* [抜粋本文]
========================================================================

報告「高齢者雇用」
継続雇用等をめぐる高齢者就業の現状と課題

配付資料(PDF:129KB)

私どもの研究報告として、最初に、高齢者の就業問題についてご報告させていただきます。資料はお手元に配ってあるワード文章を見ていただければと思います。

このお手元の資料をめくっていただきまして、2ページ目、3ページ目に、研究の概要と報告書の構成が書いてございます。私どもは「人口減少下における全員参加型社会の在り方に関する調査研究」というプロジェクトの中で、特に高齢者について先行して研究を進めております。これは、高齢者はご案内のとおり、団塊の世代の方が2007年から60歳を迎えると。また2010年には65歳を迎える、さらに年金の支給開始年齢がどんどん引き上がっていっていると。こういった中で、一方で人口が減っている中で高齢者の方をいかに活用していくかと。幸い日本の場合、高齢者の方は非常に就業意欲も高いですし、高齢者の能力も、会社がいろいろと工夫すればまだまだ十分生かせるのではないかと。ですので、そのための高齢者が働けるような環境整備について喫緊の課題として研究を進めているということで、今回報告をさせていただきます。

3ページ目、報告書の概要でございますが、今回は継続雇用等をめぐるということで、企業調査を2008年に行いました。その結果を中心に報告させていただきます。ただ、この報告書の方は、3ページ目を見ていただくとわかるのですが、企業調査の分析のほかに、高齢者の個人調査、これは厚生労働省の調査を使いまして、就業企業や職業経歴、健康と就業といった分析も行っております。また、EU諸国の高齢者雇用の現状について展望しまして、そこから得られた資産というのも書き加えていると。そういう点では、報告書自体は盛りだくさんな内容になってございます。3ページ、4ページはその概要でございますが、これは後でまた改めてご紹介させていただきます。

その前に、まず5ページ目から、簡単に企業調査の分析結果の知見についてご紹介させていただきます。

========================================================================

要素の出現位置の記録
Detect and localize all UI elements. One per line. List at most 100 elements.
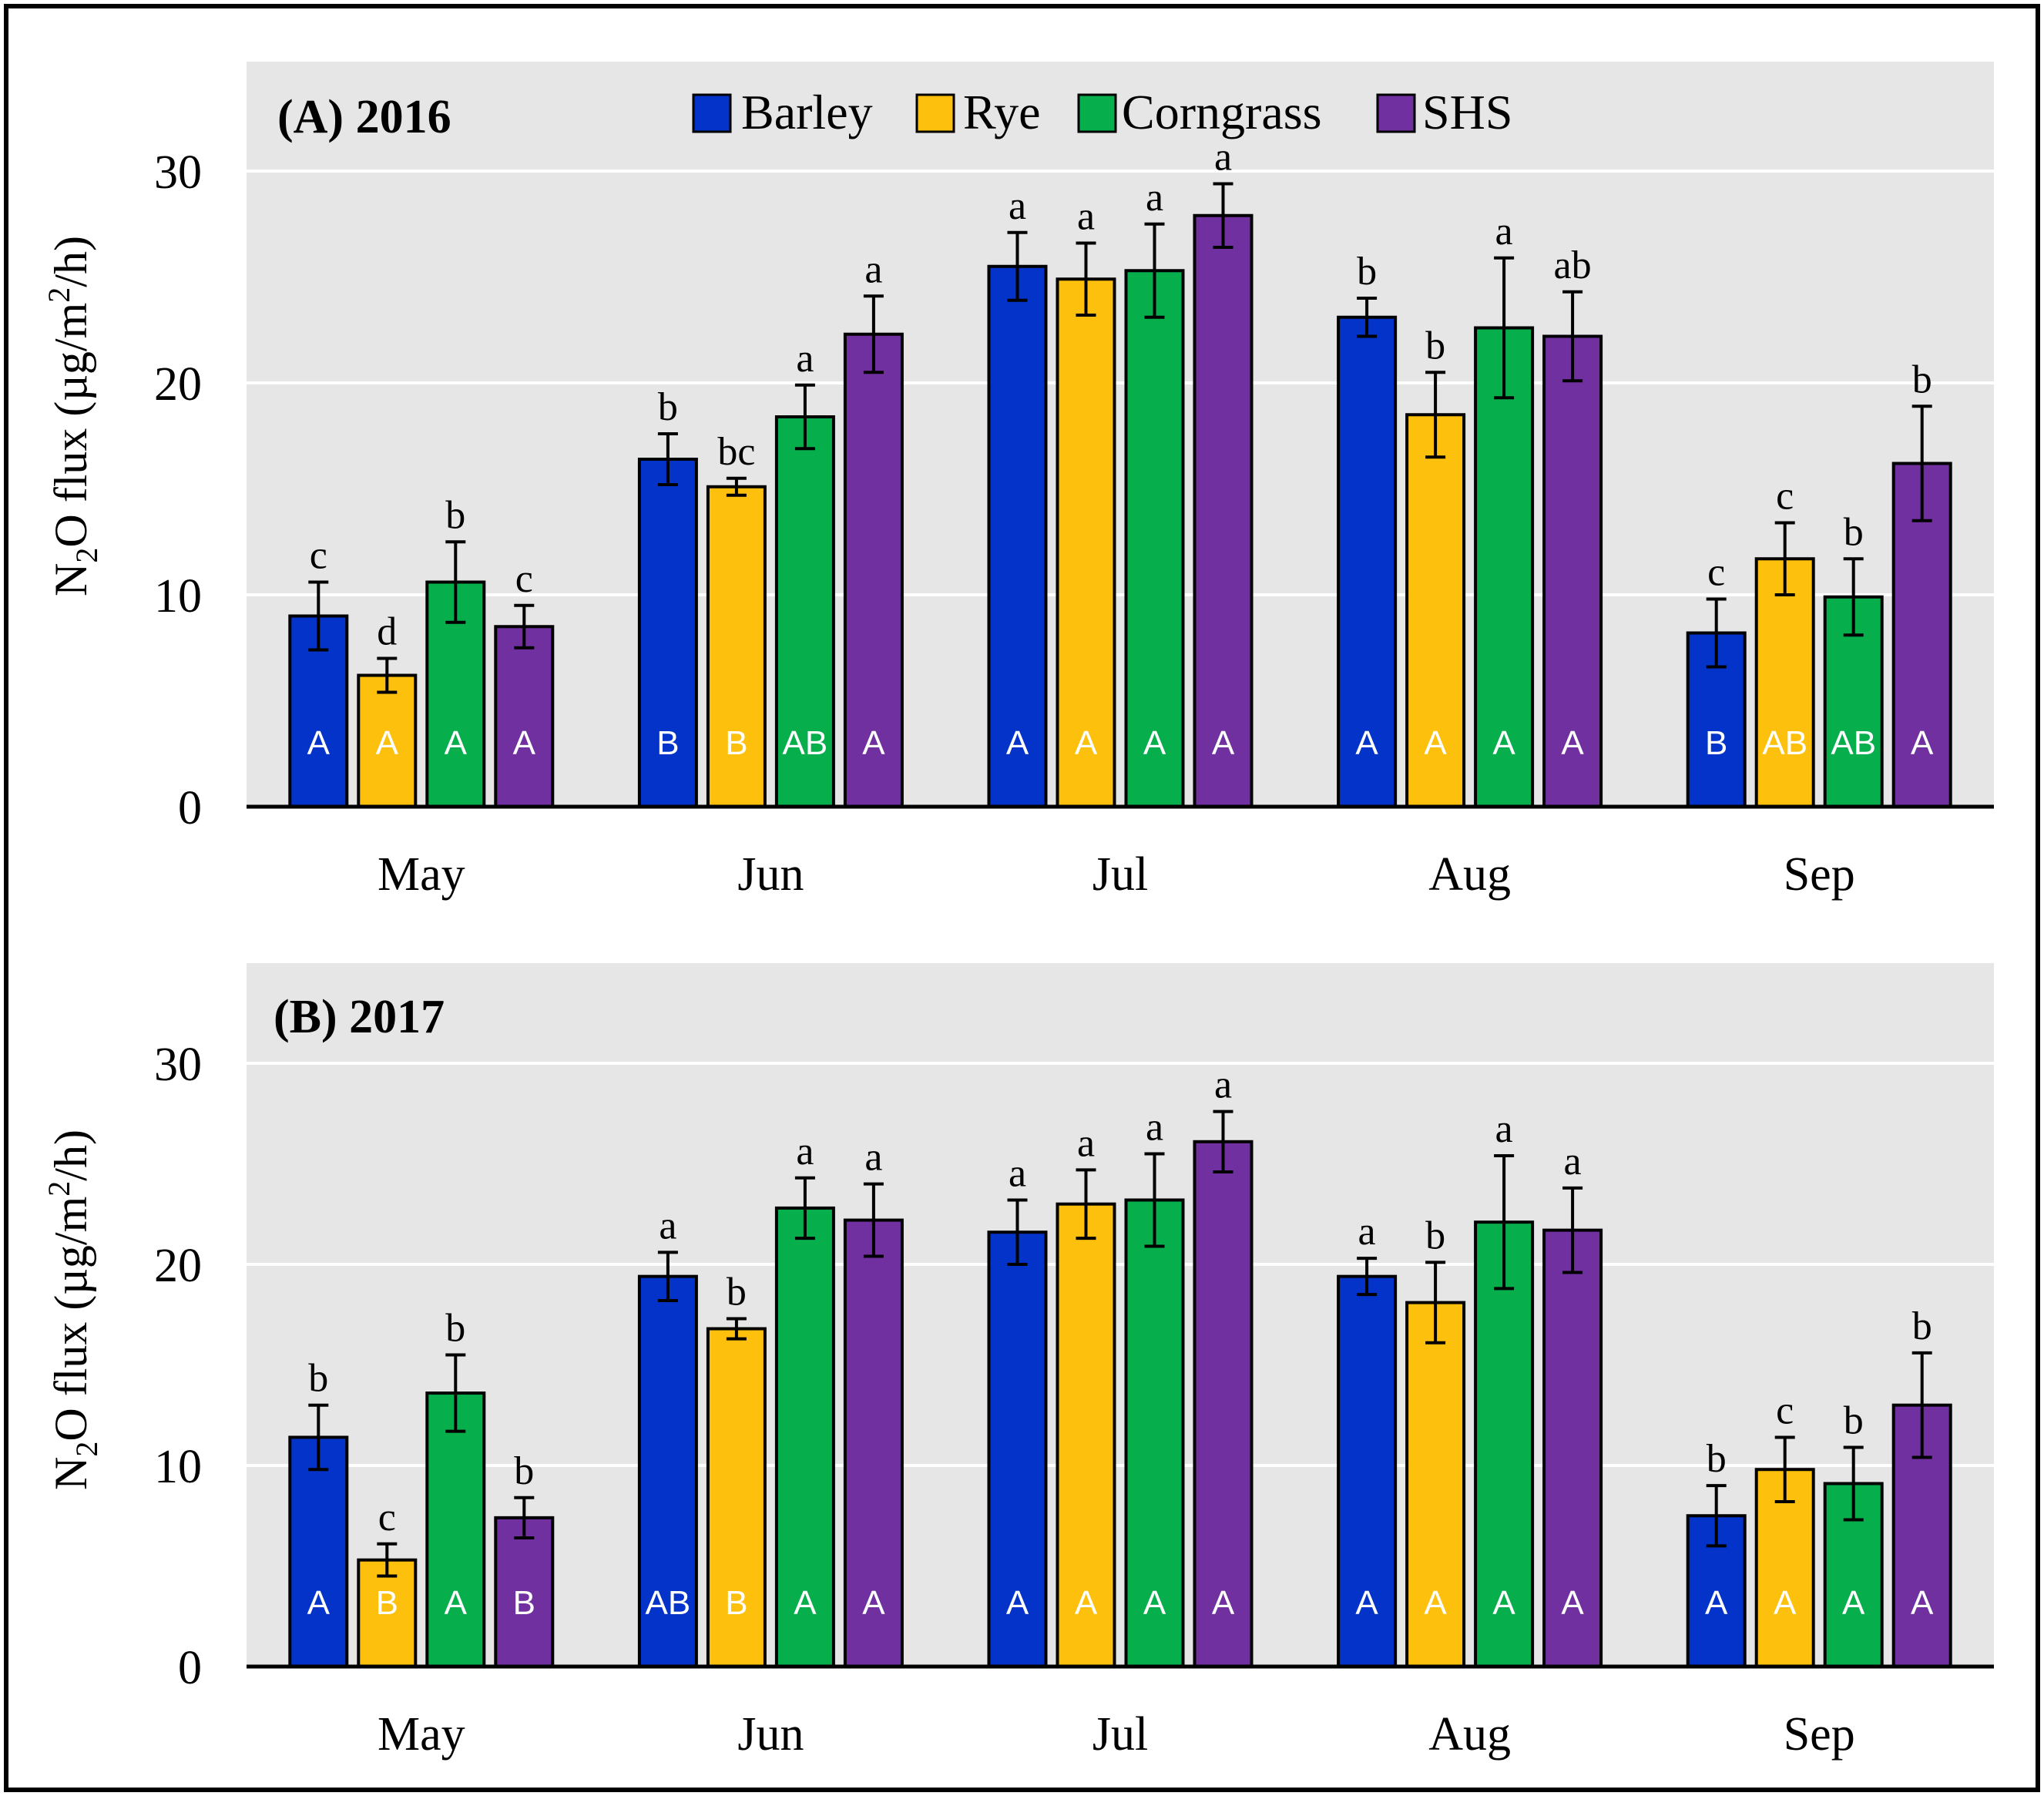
inner-letter: A bbox=[1774, 1584, 1797, 1622]
legend-swatch-rye bbox=[915, 93, 955, 133]
bar bbox=[1124, 1198, 1185, 1668]
legend-label-barley: Barley bbox=[741, 85, 873, 139]
labels: 0102030cAdAbAcAMaybBbcBaABaAJunaAaAaAaAJ… bbox=[154, 136, 1934, 901]
significance-letter: ab bbox=[1554, 243, 1592, 287]
y-tick-label: 30 bbox=[154, 1039, 202, 1091]
panel-title: (A) 2016 bbox=[277, 91, 451, 143]
significance-letter: a bbox=[1358, 1210, 1376, 1254]
gridlines bbox=[247, 1062, 1994, 1467]
inner-letter: AB bbox=[646, 1584, 691, 1622]
inner-letter: B bbox=[1705, 724, 1727, 762]
inner-letter: A bbox=[1705, 1584, 1728, 1622]
inner-letter: AB bbox=[783, 724, 828, 762]
x-tick-label: May bbox=[378, 1708, 465, 1761]
y-tick-label: 0 bbox=[178, 782, 202, 834]
inner-letter: A bbox=[862, 1584, 885, 1622]
bar bbox=[774, 1206, 835, 1669]
inner-letter: B bbox=[376, 1584, 398, 1622]
bar bbox=[706, 1327, 767, 1669]
significance-letter: d bbox=[377, 610, 397, 654]
inner-letter: A bbox=[1212, 1584, 1235, 1622]
inner-letter: A bbox=[1355, 724, 1378, 762]
legend-swatch-shs bbox=[1376, 93, 1416, 133]
legend-label-rye: Rye bbox=[963, 85, 1041, 139]
bar bbox=[288, 1435, 349, 1668]
significance-letter: b bbox=[1707, 1437, 1727, 1481]
x-tick-label: Aug bbox=[1428, 848, 1511, 901]
bars bbox=[288, 182, 1952, 808]
significance-letter: b bbox=[445, 493, 465, 537]
inner-letter: A bbox=[1492, 1584, 1515, 1622]
significance-letter: b bbox=[1425, 324, 1445, 368]
inner-letter: A bbox=[1424, 1584, 1447, 1622]
inner-letter: A bbox=[1842, 1584, 1865, 1622]
significance-letter: b bbox=[308, 1357, 328, 1401]
y-tick-label: 10 bbox=[154, 570, 202, 623]
x-tick-label: Jul bbox=[1092, 1708, 1148, 1761]
inner-letter: A bbox=[1143, 1584, 1166, 1622]
significance-letter: a bbox=[1495, 1107, 1513, 1151]
bar bbox=[494, 625, 555, 808]
significance-letter: b bbox=[1912, 358, 1932, 401]
inner-letter: A bbox=[445, 1584, 468, 1622]
significance-letter: b bbox=[514, 1449, 534, 1493]
inner-letter: A bbox=[1492, 724, 1515, 762]
inner-letter: A bbox=[1006, 1584, 1029, 1622]
bar bbox=[774, 415, 835, 808]
bar bbox=[637, 1274, 698, 1669]
bar bbox=[987, 264, 1048, 808]
y-tick-label: 20 bbox=[154, 358, 202, 411]
inner-letter: A bbox=[1006, 724, 1029, 762]
inner-letter: A bbox=[1911, 1584, 1934, 1622]
legend-label-shs: SHS bbox=[1422, 85, 1512, 139]
labels: 0 10 20 30 b Ac Bb Ab B May a AB b Ba Aa A Jun a Aa Aa Aa A Ju… bbox=[154, 1039, 1934, 1761]
significance-letter: bc bbox=[717, 430, 755, 474]
inner-letter: B bbox=[513, 1584, 535, 1622]
bar bbox=[706, 485, 767, 808]
inner-letter: A bbox=[1561, 1584, 1584, 1622]
significance-letter: a bbox=[1146, 176, 1163, 220]
inner-letter: A bbox=[1911, 724, 1934, 762]
panel-2016: 0102030cAdAbAcAMaybBbcBaABaAJunaAaAaAaAJ… bbox=[42, 62, 1994, 901]
x-tick-label: Jul bbox=[1092, 848, 1148, 901]
bar bbox=[843, 332, 904, 808]
legend-swatch-barley bbox=[692, 93, 732, 133]
inner-letter: AB bbox=[1762, 724, 1807, 762]
legend-label-corngrass: Corngrass bbox=[1122, 85, 1322, 139]
significance-letter: a bbox=[1146, 1105, 1163, 1149]
y-tick-label: 10 bbox=[154, 1441, 202, 1493]
significance-letter: b bbox=[1844, 510, 1864, 554]
gridlines bbox=[247, 170, 1994, 596]
x-tick-label: Jun bbox=[737, 1708, 804, 1761]
significance-letter: a bbox=[864, 1136, 882, 1180]
panel-title: (B) 2017 bbox=[274, 991, 445, 1043]
significance-letter: b bbox=[1357, 250, 1377, 294]
inner-letter: A bbox=[794, 1584, 817, 1622]
significance-letter: b bbox=[1844, 1399, 1864, 1443]
x-tick-label: Sep bbox=[1784, 848, 1855, 901]
inner-letter: A bbox=[1561, 724, 1584, 762]
x-tick-label: May bbox=[378, 848, 465, 901]
significance-letter: a bbox=[1564, 1140, 1582, 1183]
significance-letter: c bbox=[1776, 475, 1794, 519]
bar bbox=[843, 1218, 904, 1668]
significance-letter: c bbox=[515, 557, 533, 601]
significance-letter: a bbox=[1077, 1121, 1095, 1165]
inner-letter: AB bbox=[1831, 724, 1876, 762]
y-axis-label: N2O flux (µg/m2/h) bbox=[42, 236, 104, 596]
x-tick-label: Jun bbox=[737, 848, 804, 901]
x-tick-label: Sep bbox=[1784, 1708, 1855, 1761]
significance-letter: c bbox=[1776, 1388, 1794, 1432]
significance-letter: c bbox=[310, 534, 327, 578]
significance-letter: a bbox=[864, 247, 882, 291]
y-tick-label: 0 bbox=[178, 1642, 202, 1694]
inner-letter: A bbox=[1075, 724, 1098, 762]
panel-2017: 0 10 20 30 b Ac Bb Ab B May a AB b Ba Aa A Jun a Aa Aa Aa A Ju… bbox=[42, 963, 1994, 1761]
significance-letter: c bbox=[378, 1496, 396, 1539]
bar bbox=[1056, 277, 1116, 808]
inner-letter: A bbox=[1143, 724, 1166, 762]
legend-swatch-corngrass bbox=[1077, 93, 1117, 133]
significance-letter: a bbox=[1495, 210, 1513, 253]
inner-letter: B bbox=[725, 724, 747, 762]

========================================================================

* [演習の指示]
[a] 高齢者雇用に関する報告から、「継続雇用等をめぐる高齢者就業の現状と課題」を含む語句を起点とし、「後でまた改めてご紹介させていただきます。」の直後を終点として、その範囲を一字一句そのまま抜き出せ。
[b] 高齢者雇用に関する報告の続きを、最後に示された文の直後から書け。

* [解答]
[a]
継続雇用等をめぐる高齢者就業の現状と課題

配付資料(PDF:129KB)

私どもの研究報告として、最初に、高齢者の就業問題についてご報告させていただきます。資料はお手元に配ってあるワード文章を見ていただければと思います。

このお手元の資料をめくっていただきまして、2ページ目、3ページ目に、研究の概要と報告書の構成が書いてございます。私どもは「人口減少下における全員参加型社会の在り方に関する調査研究」というプロジェクトの中で、特に高齢者について先行して研究を進めております。これは、高齢者はご案内のとおり、団塊の世代の方が2007年から60歳を迎えると。また2010年には65歳を迎える、さらに年金の支給開始年齢がどんどん引き上がっていっていると。こういった中で、一方で人口が減っている中で高齢者の方をいかに活用していくかと。幸い日本の場合、高齢者の方は非常に就業意欲も高いですし、高齢者の能力も、会社がいろいろと工夫すればまだまだ十分生かせるのではないかと。ですので、そのための高齢者が働けるような環境整備について喫緊の課題として研究を進めているということで、今回報告をさせていただきます。

3ページ目、報告書の概要でございますが、今回は継続雇用等をめぐるということで、企業調査を2008年に行いました。その結果を中心に報告させていただきます。ただ、この報告書の方は、3ページ目を見ていただくとわかるのですが、企業調査の分析のほかに、高齢者の個人調査、これは厚生労働省の調査を使いまして、就業企業や職業経歴、健康と就業といった分析も行っております。また、EU諸国の高齢者雇用の現状について展望しまして、そこから得られた資産というのも書き加えていると。そういう点では、報告書自体は盛りだくさんな内容になってございます。3ページ、4ページはその概要でございますが、これは後でまた改めてご紹介させていただきます。

[b]
まず最初は、やっぱり継続雇用とか、定年延長とか、そういった高齢者の雇用を確保していくと。その場合、やはり賃金制度とか、人事制度とか、そういったものが非常に影響してくるということで、1章や2章は、そういった賃金、人事制度がどう影響しているかを分析したものでございます。まず5ページ目でございますが、賃金カーブが年功的なカーブかどうかが影響しているかを分析してみました。この5ページ目の数表の網かけのところでございますが、賃金カーブというところが「−4.2」となってございますが、これは賃金カーブが急であると、そういった定年の上限年齢が低くなると。逆に言うと、賃金カーブを寝かしている場合は、定年上限が高くなっていると。つまり、会社としては、定年年齢の制度を上げる場合に、やはり賃金制度を見直して年功制を緩めているという結果がうかがえるということになってございます。これは、規模別にしたのは、その下にちょっと数字が書いてあるのですが、大企業、中小企業とも、やっぱりそういう傾向が見られるということがございます。

また、賃金制度以外にも幾つか特徴みたいなのがありまして、規模が大きい会社のほうが、定年年齢の制度的には上限を設定しているといったようなことがうかがえます。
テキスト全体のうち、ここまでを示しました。